**Task directions**.
Retype the material from its first line through the line containing "tab-label: 抢单 — [139, 683, 164, 697]" without changing a single character.

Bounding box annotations
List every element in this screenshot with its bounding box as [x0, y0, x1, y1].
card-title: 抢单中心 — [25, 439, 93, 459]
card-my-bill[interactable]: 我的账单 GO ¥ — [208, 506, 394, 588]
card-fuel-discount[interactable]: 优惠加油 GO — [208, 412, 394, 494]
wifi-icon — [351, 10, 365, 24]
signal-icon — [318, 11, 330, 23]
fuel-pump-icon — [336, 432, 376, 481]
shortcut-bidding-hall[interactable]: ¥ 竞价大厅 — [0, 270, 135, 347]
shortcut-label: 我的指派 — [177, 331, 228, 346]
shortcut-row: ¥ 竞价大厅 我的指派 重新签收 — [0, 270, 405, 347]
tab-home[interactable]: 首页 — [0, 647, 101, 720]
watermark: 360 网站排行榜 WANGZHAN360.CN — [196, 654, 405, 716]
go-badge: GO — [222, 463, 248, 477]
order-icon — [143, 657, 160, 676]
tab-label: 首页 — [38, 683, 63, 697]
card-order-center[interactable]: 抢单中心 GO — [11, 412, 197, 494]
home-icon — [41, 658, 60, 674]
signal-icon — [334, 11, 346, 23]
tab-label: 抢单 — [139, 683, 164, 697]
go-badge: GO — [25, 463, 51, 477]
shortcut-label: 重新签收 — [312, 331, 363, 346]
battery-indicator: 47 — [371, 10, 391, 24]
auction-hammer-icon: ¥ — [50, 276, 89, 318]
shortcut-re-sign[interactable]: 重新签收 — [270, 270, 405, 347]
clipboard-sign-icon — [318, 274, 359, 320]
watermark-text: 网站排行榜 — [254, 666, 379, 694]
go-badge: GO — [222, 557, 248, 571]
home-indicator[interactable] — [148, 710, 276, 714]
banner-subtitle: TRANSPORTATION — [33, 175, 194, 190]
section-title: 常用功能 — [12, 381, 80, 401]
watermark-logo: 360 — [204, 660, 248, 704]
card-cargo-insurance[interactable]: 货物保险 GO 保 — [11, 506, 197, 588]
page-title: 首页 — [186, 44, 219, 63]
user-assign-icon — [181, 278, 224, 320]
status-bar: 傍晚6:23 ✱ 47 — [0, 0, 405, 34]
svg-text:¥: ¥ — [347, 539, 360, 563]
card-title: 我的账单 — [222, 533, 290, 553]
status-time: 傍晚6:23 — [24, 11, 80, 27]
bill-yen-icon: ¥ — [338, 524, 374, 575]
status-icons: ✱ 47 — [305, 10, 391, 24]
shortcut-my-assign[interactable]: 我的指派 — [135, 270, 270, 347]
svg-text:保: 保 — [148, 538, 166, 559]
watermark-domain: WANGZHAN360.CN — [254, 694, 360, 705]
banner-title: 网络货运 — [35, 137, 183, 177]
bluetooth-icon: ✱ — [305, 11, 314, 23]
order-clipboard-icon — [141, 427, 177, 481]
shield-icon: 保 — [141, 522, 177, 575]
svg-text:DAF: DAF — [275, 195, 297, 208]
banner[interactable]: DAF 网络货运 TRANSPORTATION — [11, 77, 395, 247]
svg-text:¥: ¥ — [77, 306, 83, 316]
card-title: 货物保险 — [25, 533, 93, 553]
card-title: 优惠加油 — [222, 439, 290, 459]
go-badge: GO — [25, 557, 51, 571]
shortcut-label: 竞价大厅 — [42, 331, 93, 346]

**Task output**.
List every element in this screenshot with its bounding box as [x0, y0, x1, y1].
card-title: 抢单中心 — [25, 439, 93, 459]
card-my-bill[interactable]: 我的账单 GO ¥ — [208, 506, 394, 588]
card-fuel-discount[interactable]: 优惠加油 GO — [208, 412, 394, 494]
wifi-icon — [351, 10, 365, 24]
signal-icon — [318, 11, 330, 23]
fuel-pump-icon — [336, 432, 376, 481]
shortcut-bidding-hall[interactable]: ¥ 竞价大厅 — [0, 270, 135, 347]
shortcut-label: 我的指派 — [177, 331, 228, 346]
shortcut-row: ¥ 竞价大厅 我的指派 重新签收 — [0, 270, 405, 347]
tab-home[interactable]: 首页 — [0, 647, 101, 720]
watermark: 360 网站排行榜 WANGZHAN360.CN — [196, 654, 405, 716]
go-badge: GO — [222, 463, 248, 477]
order-icon — [143, 657, 160, 676]
tab-label: 首页 — [38, 683, 63, 697]
card-order-center[interactable]: 抢单中心 GO — [11, 412, 197, 494]
home-icon — [41, 658, 60, 674]
signal-icon — [334, 11, 346, 23]
tab-label: 抢单 — [139, 683, 164, 697]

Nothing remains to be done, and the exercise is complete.